### PROBLEM:
Set out each line from the following listing that includes the word "moins".

### PROVIDED DATA:
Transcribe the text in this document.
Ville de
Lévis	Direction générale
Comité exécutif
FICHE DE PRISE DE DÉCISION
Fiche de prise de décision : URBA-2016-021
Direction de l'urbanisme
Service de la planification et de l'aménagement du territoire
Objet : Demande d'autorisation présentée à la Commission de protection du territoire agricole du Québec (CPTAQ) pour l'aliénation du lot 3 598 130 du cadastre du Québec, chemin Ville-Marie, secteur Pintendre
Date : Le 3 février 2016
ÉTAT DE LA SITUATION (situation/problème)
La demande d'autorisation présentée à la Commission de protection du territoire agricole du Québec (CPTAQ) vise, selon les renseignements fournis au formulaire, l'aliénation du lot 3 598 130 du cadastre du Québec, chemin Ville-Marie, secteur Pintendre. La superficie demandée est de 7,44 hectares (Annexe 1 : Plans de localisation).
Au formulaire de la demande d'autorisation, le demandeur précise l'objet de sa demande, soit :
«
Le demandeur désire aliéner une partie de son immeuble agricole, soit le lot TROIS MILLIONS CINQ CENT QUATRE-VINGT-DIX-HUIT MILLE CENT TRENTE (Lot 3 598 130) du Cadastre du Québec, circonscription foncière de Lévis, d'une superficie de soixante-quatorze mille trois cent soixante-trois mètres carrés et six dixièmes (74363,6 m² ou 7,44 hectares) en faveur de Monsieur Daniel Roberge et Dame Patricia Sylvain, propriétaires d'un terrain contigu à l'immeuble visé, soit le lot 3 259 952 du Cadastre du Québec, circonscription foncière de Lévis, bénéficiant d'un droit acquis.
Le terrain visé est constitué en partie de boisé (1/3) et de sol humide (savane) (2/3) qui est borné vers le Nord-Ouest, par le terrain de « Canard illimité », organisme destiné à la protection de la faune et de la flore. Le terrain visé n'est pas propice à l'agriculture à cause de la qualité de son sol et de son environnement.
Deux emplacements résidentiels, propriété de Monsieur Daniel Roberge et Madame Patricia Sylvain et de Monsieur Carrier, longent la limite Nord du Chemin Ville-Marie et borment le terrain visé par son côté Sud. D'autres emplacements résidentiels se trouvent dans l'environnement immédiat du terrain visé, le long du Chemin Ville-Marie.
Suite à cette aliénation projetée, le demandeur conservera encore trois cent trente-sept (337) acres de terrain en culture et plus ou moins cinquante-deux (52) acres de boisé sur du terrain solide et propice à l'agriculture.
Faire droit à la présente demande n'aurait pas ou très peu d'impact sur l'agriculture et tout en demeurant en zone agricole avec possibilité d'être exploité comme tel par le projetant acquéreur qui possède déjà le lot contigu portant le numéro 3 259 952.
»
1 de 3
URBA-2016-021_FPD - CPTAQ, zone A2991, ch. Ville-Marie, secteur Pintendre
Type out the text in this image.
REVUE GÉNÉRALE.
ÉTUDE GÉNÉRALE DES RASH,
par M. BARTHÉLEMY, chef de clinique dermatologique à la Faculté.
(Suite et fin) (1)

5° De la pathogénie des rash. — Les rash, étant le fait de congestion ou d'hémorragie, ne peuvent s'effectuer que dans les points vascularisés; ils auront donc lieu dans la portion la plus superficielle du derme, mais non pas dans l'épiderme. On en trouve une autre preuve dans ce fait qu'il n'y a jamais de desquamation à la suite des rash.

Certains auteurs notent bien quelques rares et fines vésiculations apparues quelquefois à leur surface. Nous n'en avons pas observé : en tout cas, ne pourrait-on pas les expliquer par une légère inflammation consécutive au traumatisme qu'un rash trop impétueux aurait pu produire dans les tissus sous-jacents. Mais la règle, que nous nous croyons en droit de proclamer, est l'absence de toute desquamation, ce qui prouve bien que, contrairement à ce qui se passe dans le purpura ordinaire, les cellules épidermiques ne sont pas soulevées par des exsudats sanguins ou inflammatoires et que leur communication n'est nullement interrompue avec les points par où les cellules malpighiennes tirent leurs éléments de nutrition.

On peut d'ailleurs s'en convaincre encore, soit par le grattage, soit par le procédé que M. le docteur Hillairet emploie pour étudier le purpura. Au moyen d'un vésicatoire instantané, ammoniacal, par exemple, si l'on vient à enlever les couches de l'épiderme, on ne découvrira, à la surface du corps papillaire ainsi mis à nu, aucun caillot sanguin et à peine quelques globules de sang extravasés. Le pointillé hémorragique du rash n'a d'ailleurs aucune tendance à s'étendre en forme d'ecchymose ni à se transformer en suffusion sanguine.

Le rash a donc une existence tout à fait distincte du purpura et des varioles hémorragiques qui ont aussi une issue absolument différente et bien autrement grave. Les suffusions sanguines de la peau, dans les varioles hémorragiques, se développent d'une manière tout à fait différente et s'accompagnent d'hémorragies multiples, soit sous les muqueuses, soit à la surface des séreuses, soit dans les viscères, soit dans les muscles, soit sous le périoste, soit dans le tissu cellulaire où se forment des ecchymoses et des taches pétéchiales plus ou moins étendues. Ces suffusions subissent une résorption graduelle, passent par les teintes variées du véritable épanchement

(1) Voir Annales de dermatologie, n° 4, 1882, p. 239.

### PROBLEM SOLUTION:
Suite à cette aliénation projetée, le demandeur conservera encore trois cent trente-sept (337) acres de terrain en culture et plus ou moins cinquante-deux (52) acres de boisé sur du terrain solide et propice à l'agriculture.
Le rash a donc une existence tout à fait distincte du purpura et des varioles hémorragiques qui ont aussi une issue absolument différente et bien autrement grave. Les suffusions sanguines de la peau, dans les varioles hémorragiques, se développent d'une manière tout à fait différente et s'accompagnent d'hémorragies multiples, soit sous les muqueuses, soit à la surface des séreuses, soit dans les viscères, soit dans les muscles, soit sous le périoste, soit dans le tissu cellulaire où se forment des ecchymoses et des taches pétéchiales plus ou moins étendues. Ces suffusions subissent une résorption graduelle, passent par les teintes variées du véritable épanchement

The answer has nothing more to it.